-- Records supplied --
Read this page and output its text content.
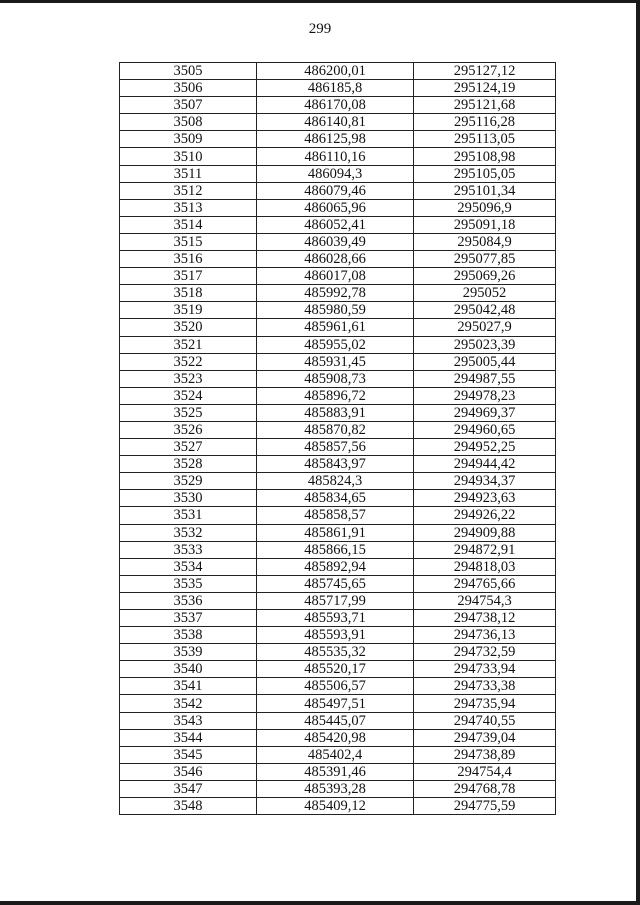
299
3505	486200,01	295127,12
3506	486185,8	295124,19
3507	486170,08	295121,68
3508	486140,81	295116,28
3509	486125,98	295113,05
3510	486110,16	295108,98
3511	486094,3	295105,05
3512	486079,46	295101,34
3513	486065,96	295096,9
3514	486052,41	295091,18
3515	486039,49	295084,9
3516	486028,66	295077,85
3517	486017,08	295069,26
3518	485992,78	295052
3519	485980,59	295042,48
3520	485961,61	295027,9
3521	485955,02	295023,39
3522	485931,45	295005,44
3523	485908,73	294987,55
3524	485896,72	294978,23
3525	485883,91	294969,37
3526	485870,82	294960,65
3527	485857,56	294952,25
3528	485843,97	294944,42
3529	485824,3	294934,37
3530	485834,65	294923,63
3531	485858,57	294926,22
3532	485861,91	294909,88
3533	485866,15	294872,91
3534	485892,94	294818,03
3535	485745,65	294765,66
3536	485717,99	294754,3
3537	485593,71	294738,12
3538	485593,91	294736,13
3539	485535,32	294732,59
3540	485520,17	294733,94
3541	485506,57	294733,38
3542	485497,51	294735,94
3543	485445,07	294740,55
3544	485420,98	294739,04
3545	485402,4	294738,89
3546	485391,46	294754,4
3547	485393,28	294768,78
3548	485409,12	294775,59
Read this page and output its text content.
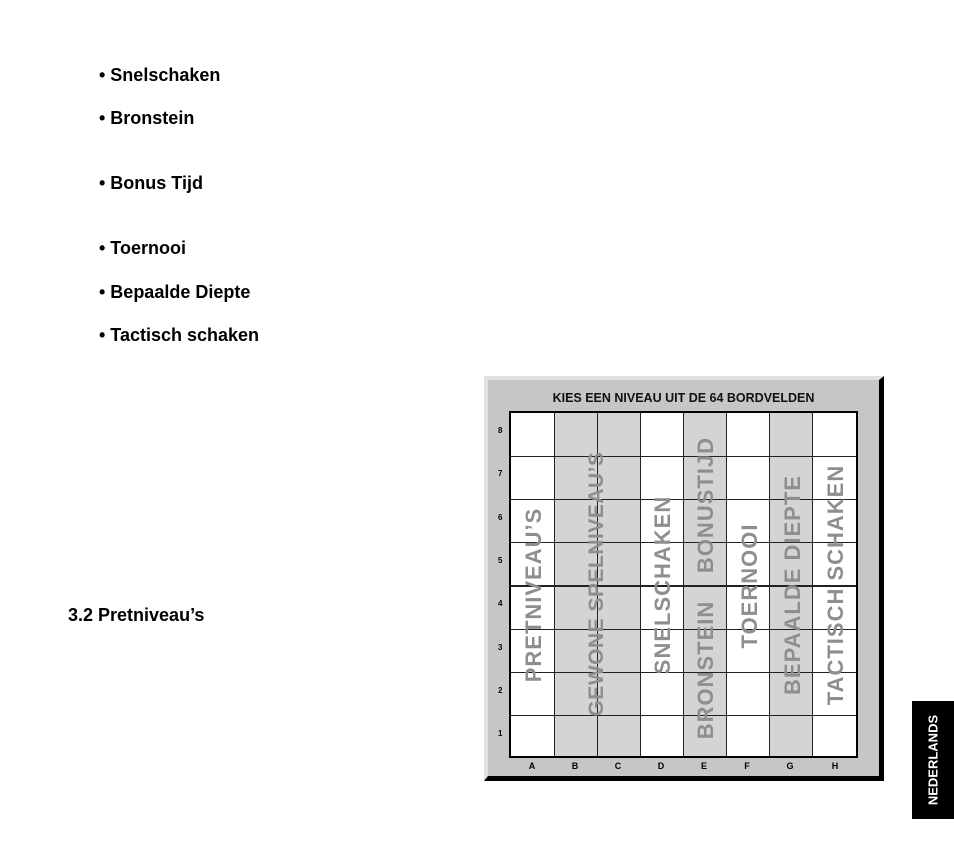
• Snelschaken
• Bronstein
• Bonus Tijd
• Toernooi
• Bepaalde Diepte
• Tactisch schaken
3.2 Pretniveau’s
KIES EEN NIVEAU UIT DE 64 BORDVELDEN
PRETNIVEAU’S GEWONE SPELNIVEAU’S SNELSCHAKEN BONUSTIJD
BRONSTEIN
TOERNOOI BEPAALDE DIEPTE TACTISCH SCHAKEN
8
7
6
5
4
3
2
1
A	B	C	D	E	F	G	H	NEDERLANDS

-- Aim --
Repeat each record exactly, with the pictures left out.

-- Exercise result --
Read this page and output its text content.
299
3505	486200,01	295127,12
3506	486185,8	295124,19
3507	486170,08	295121,68
3508	486140,81	295116,28
3509	486125,98	295113,05
3510	486110,16	295108,98
3511	486094,3	295105,05
3512	486079,46	295101,34
3513	486065,96	295096,9
3514	486052,41	295091,18
3515	486039,49	295084,9
3516	486028,66	295077,85
3517	486017,08	295069,26
3518	485992,78	295052
3519	485980,59	295042,48
3520	485961,61	295027,9
3521	485955,02	295023,39
3522	485931,45	295005,44
3523	485908,73	294987,55
3524	485896,72	294978,23
3525	485883,91	294969,37
3526	485870,82	294960,65
3527	485857,56	294952,25
3528	485843,97	294944,42
3529	485824,3	294934,37
3530	485834,65	294923,63
3531	485858,57	294926,22
3532	485861,91	294909,88
3533	485866,15	294872,91
3534	485892,94	294818,03
3535	485745,65	294765,66
3536	485717,99	294754,3
3537	485593,71	294738,12
3538	485593,91	294736,13
3539	485535,32	294732,59
3540	485520,17	294733,94
3541	485506,57	294733,38
3542	485497,51	294735,94
3543	485445,07	294740,55
3544	485420,98	294739,04
3545	485402,4	294738,89
3546	485391,46	294754,4
3547	485393,28	294768,78
3548	485409,12	294775,59
Read this page and output its text content.
• Snelschaken
• Bronstein
• Bonus Tijd
• Toernooi
• Bepaalde Diepte
• Tactisch schaken
3.2 Pretniveau’s
KIES EEN NIVEAU UIT DE 64 BORDVELDEN
PRETNIVEAU’S GEWONE SPELNIVEAU’S SNELSCHAKEN BONUSTIJD
BRONSTEIN
TOERNOOI BEPAALDE DIEPTE TACTISCH SCHAKEN
8
7
6
5
4
3
2
1
A	B	C	D	E	F	G	H	NEDERLANDS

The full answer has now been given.